====== DATA FOR THIS TASK
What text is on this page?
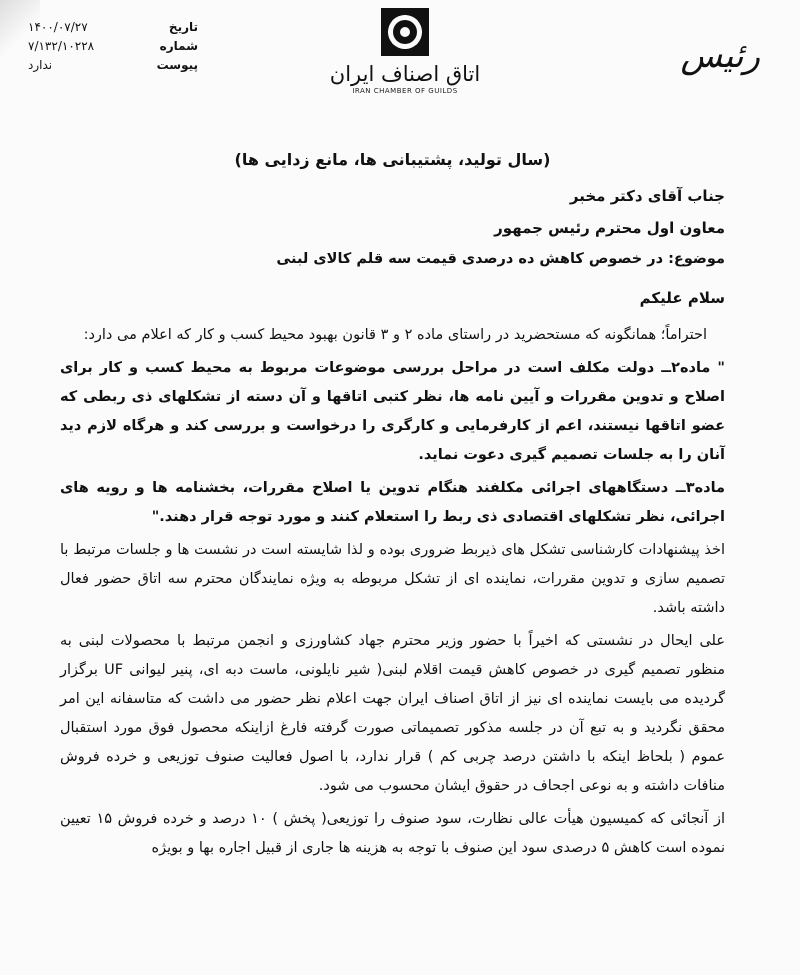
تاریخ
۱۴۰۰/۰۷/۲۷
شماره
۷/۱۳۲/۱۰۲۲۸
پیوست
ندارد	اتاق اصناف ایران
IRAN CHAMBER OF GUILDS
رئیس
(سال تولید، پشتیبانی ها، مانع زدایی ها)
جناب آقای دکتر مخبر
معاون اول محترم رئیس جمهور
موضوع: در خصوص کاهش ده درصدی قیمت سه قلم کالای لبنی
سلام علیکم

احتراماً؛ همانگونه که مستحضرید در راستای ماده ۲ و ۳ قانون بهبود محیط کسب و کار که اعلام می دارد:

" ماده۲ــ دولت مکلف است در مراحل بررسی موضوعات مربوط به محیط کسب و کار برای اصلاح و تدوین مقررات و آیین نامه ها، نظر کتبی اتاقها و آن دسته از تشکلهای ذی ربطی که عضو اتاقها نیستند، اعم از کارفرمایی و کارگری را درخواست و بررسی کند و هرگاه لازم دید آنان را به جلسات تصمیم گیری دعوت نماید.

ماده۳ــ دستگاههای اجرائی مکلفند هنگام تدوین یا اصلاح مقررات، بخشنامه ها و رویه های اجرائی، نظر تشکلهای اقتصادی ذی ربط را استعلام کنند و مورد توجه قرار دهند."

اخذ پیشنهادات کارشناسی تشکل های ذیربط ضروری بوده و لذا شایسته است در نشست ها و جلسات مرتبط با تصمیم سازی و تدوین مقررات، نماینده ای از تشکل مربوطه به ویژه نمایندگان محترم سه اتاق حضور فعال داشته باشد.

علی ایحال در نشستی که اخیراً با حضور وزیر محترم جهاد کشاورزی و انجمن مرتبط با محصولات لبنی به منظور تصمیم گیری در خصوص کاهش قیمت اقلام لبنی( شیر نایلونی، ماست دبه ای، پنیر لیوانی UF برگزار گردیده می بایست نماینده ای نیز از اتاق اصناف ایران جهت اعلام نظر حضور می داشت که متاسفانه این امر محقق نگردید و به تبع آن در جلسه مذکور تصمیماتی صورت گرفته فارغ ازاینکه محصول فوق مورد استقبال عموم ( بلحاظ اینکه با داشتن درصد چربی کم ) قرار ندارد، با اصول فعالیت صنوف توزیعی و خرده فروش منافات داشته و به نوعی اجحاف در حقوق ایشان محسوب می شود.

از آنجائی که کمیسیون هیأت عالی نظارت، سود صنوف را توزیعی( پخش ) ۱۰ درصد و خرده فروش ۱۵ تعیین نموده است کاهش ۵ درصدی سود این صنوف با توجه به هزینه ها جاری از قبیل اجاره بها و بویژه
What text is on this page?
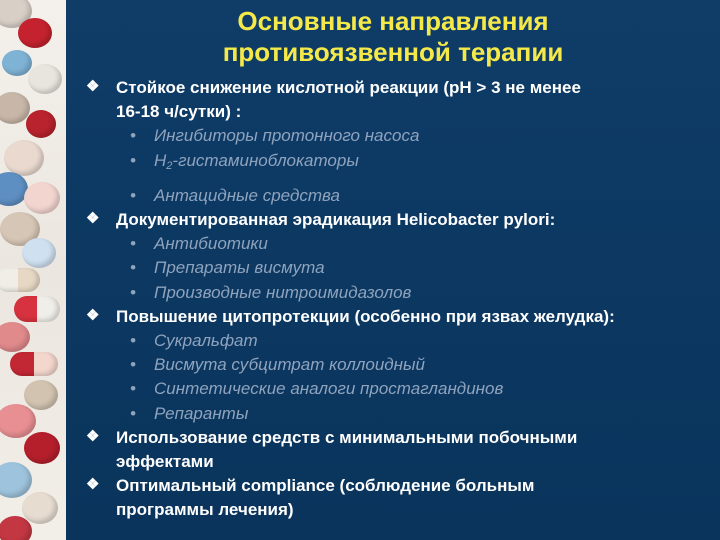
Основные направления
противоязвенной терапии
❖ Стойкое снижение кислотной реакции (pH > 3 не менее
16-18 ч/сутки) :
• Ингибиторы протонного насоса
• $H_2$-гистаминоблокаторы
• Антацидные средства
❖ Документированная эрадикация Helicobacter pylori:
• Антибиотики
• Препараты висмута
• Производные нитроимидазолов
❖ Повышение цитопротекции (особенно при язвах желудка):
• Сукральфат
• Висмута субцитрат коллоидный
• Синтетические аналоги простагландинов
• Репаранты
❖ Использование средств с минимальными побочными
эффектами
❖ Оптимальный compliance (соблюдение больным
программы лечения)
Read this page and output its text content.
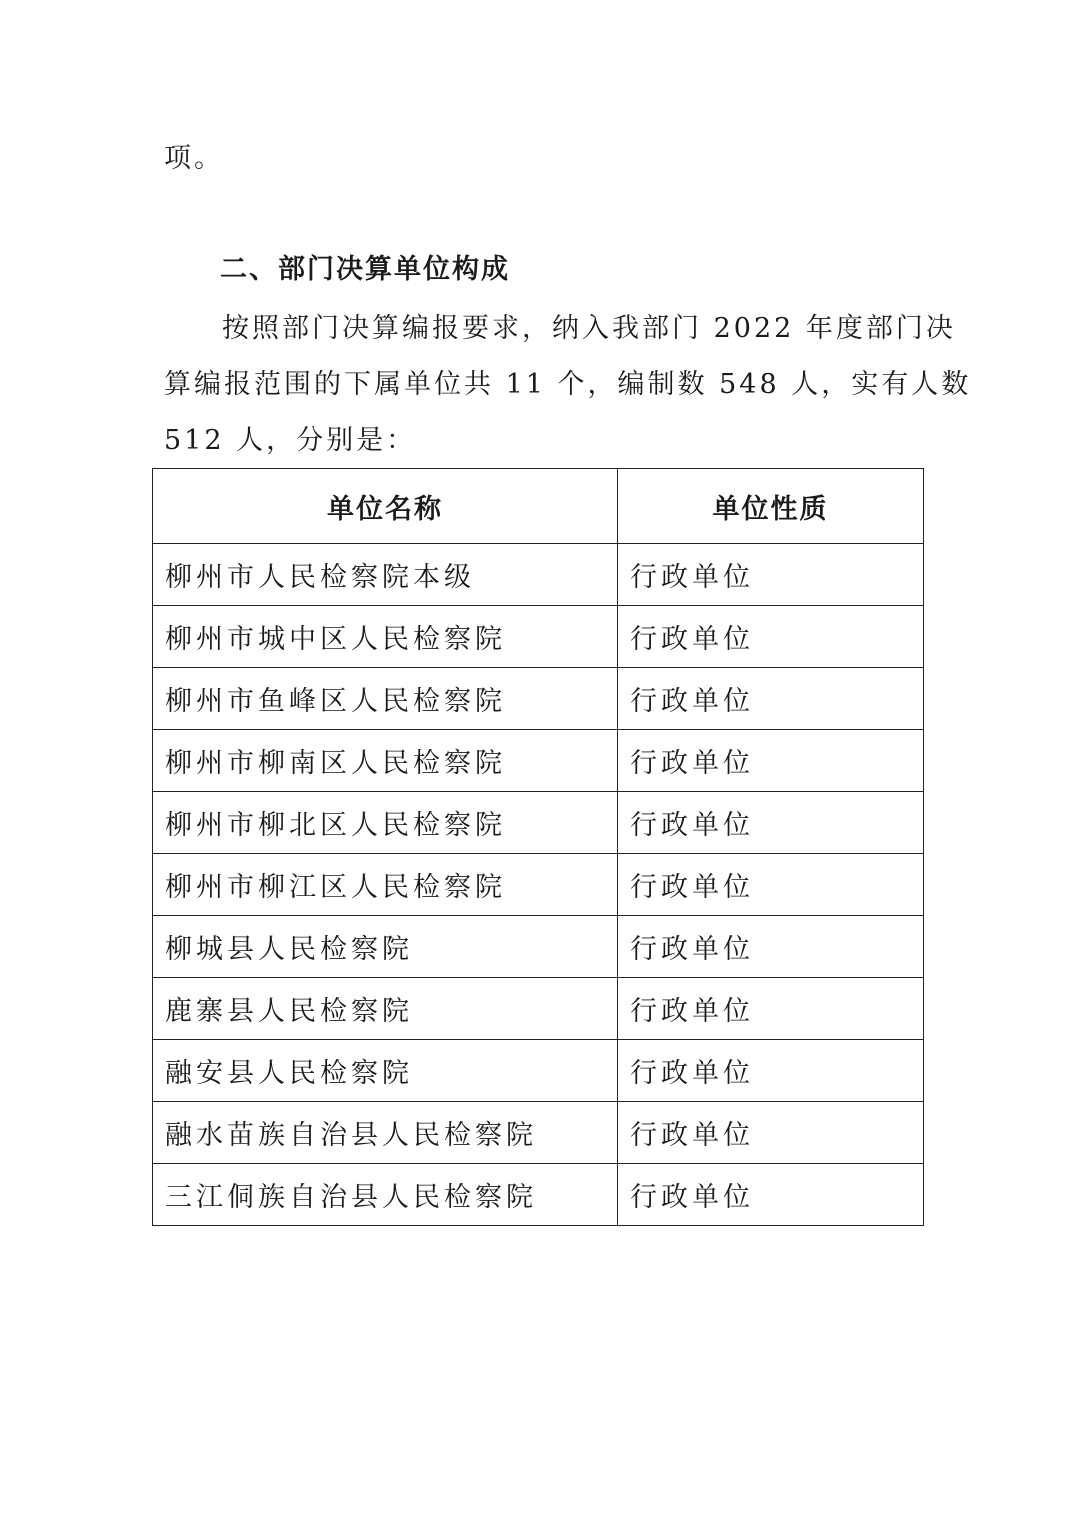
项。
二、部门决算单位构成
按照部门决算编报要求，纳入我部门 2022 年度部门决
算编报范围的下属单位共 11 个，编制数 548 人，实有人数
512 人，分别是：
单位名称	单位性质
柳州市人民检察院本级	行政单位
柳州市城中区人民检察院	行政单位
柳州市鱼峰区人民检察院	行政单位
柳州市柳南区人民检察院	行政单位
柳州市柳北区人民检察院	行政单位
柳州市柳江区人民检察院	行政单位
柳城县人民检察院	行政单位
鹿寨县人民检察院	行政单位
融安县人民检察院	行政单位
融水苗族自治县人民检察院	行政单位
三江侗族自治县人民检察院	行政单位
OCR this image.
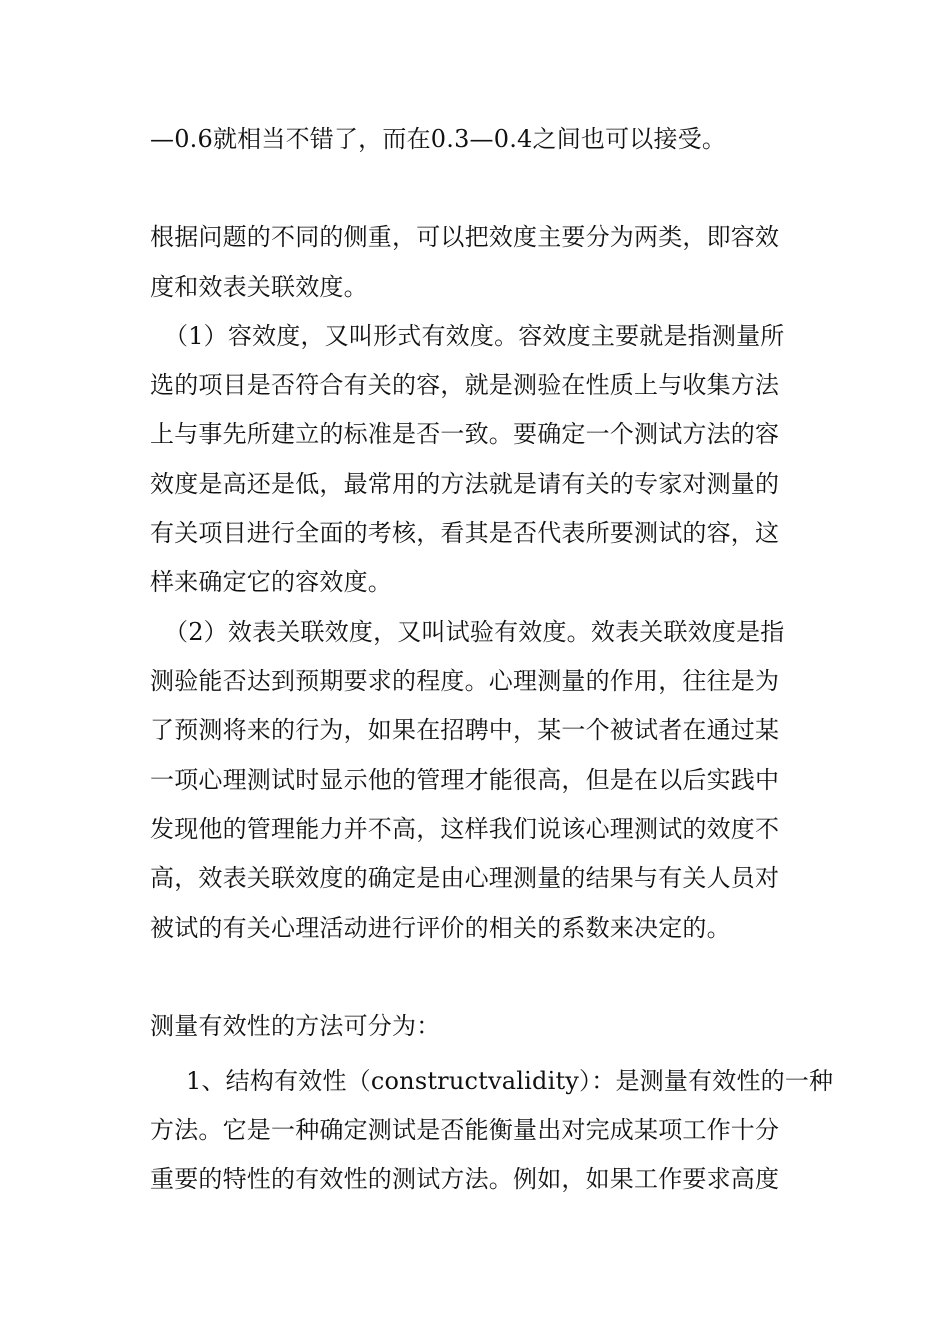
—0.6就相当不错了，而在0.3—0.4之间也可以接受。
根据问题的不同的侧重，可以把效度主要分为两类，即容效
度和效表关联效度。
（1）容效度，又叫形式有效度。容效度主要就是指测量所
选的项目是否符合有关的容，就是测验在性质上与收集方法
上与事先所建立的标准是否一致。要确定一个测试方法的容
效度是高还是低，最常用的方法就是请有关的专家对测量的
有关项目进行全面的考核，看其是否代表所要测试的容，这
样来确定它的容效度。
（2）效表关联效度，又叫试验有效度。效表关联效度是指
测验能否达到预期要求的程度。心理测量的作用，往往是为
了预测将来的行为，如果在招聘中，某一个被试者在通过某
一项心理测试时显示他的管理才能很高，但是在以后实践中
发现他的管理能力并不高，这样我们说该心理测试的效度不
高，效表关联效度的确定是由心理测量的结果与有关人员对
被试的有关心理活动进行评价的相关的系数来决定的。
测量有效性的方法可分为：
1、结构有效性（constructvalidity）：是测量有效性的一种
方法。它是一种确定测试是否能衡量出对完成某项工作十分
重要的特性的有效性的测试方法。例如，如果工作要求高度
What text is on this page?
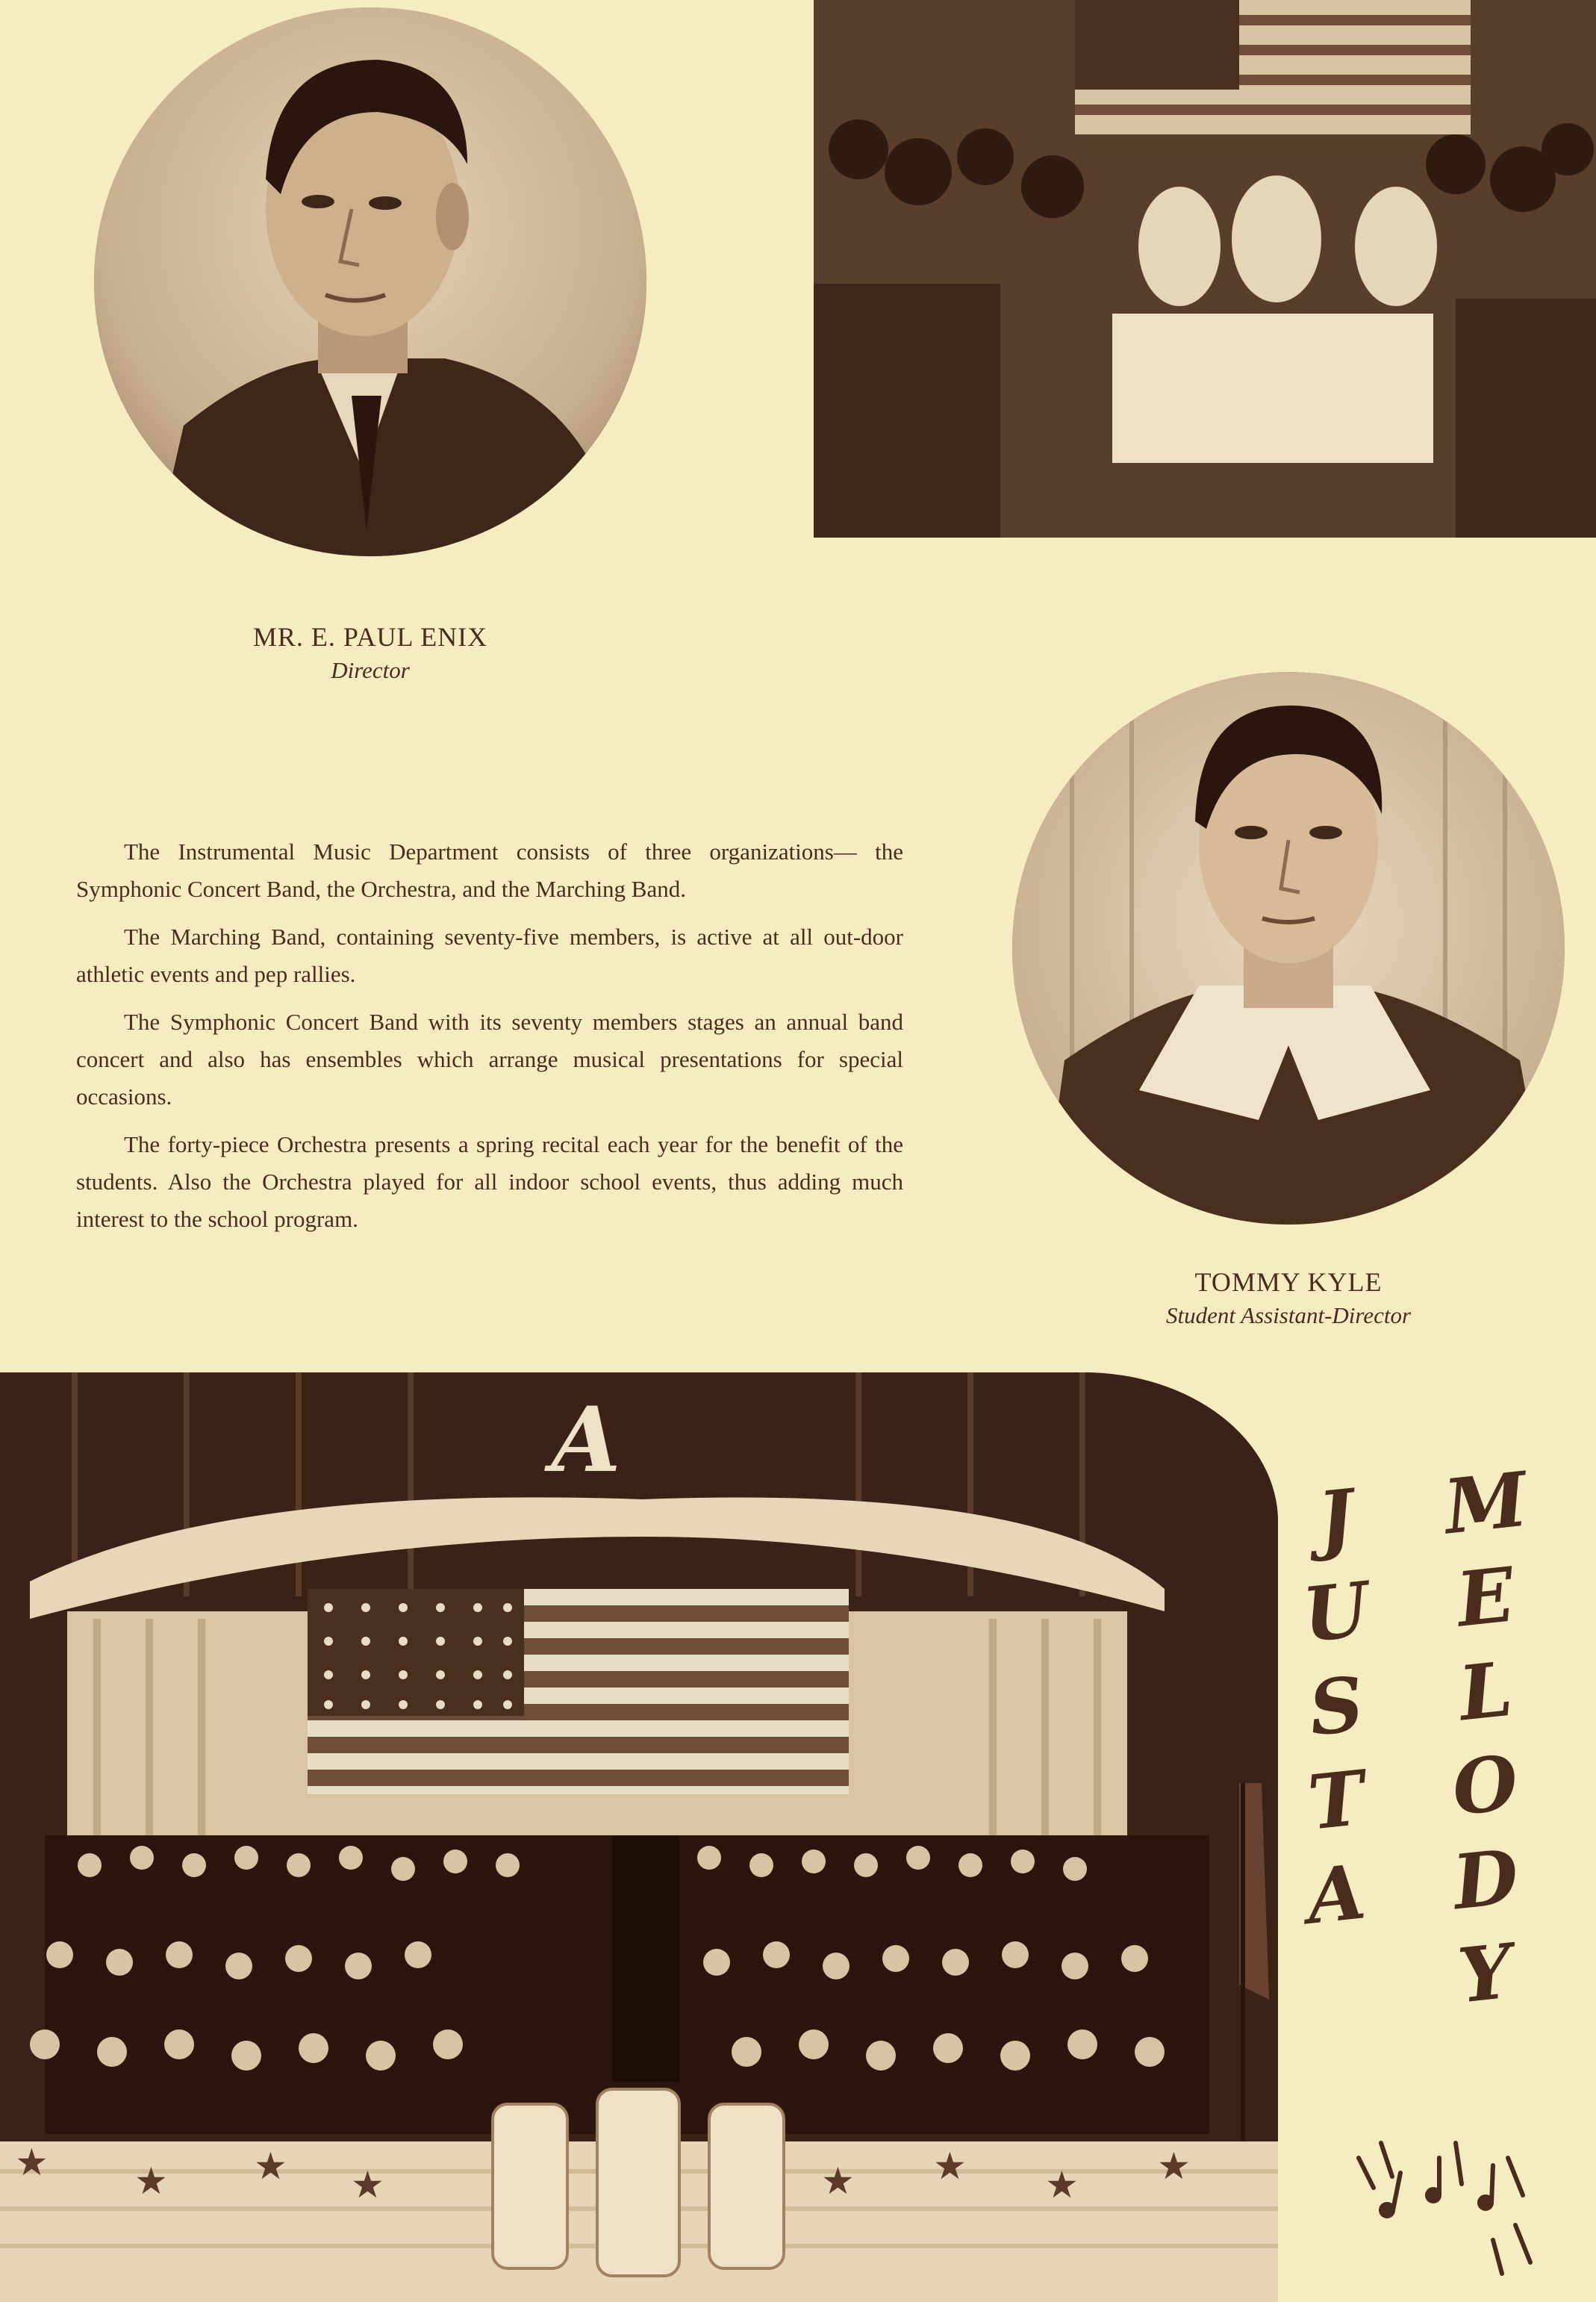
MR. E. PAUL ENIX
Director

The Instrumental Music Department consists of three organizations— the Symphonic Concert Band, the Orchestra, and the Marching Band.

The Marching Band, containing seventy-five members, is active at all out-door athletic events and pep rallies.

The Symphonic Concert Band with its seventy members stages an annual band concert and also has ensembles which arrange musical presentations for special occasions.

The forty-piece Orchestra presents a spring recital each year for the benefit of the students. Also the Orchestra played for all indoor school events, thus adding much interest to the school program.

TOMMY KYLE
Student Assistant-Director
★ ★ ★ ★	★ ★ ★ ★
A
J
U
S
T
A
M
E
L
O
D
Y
============
◆ WHAT TO DO ◆
Pick out the lines containing the string "لبنی" and show them.

◆ FINISHED TASK ◆
موضوع: در خصوص کاهش ده درصدی قیمت سه قلم کالای لبنی
علی ایحال در نشستی که اخیراً با حضور وزیر محترم جهاد کشاورزی و انجمن مرتبط با محصولات لبنی به منظور تصمیم گیری در خصوص کاهش قیمت اقلام لبنی( شیر نایلونی، ماست دبه ای، پنیر لیوانی UF برگزار گردیده می بایست نماینده ای نیز از اتاق اصناف ایران جهت اعلام نظر حضور می داشت که متاسفانه این امر محقق نگردید و به تبع آن در جلسه مذکور تصمیماتی صورت گرفته فارغ ازاینکه محصول فوق مورد استقبال عموم ( بلحاظ اینکه با داشتن درصد چربی کم ) قرار ندارد، با اصول فعالیت صنوف توزیعی و خرده فروش منافات داشته و به نوعی اجحاف در حقوق ایشان محسوب می شود.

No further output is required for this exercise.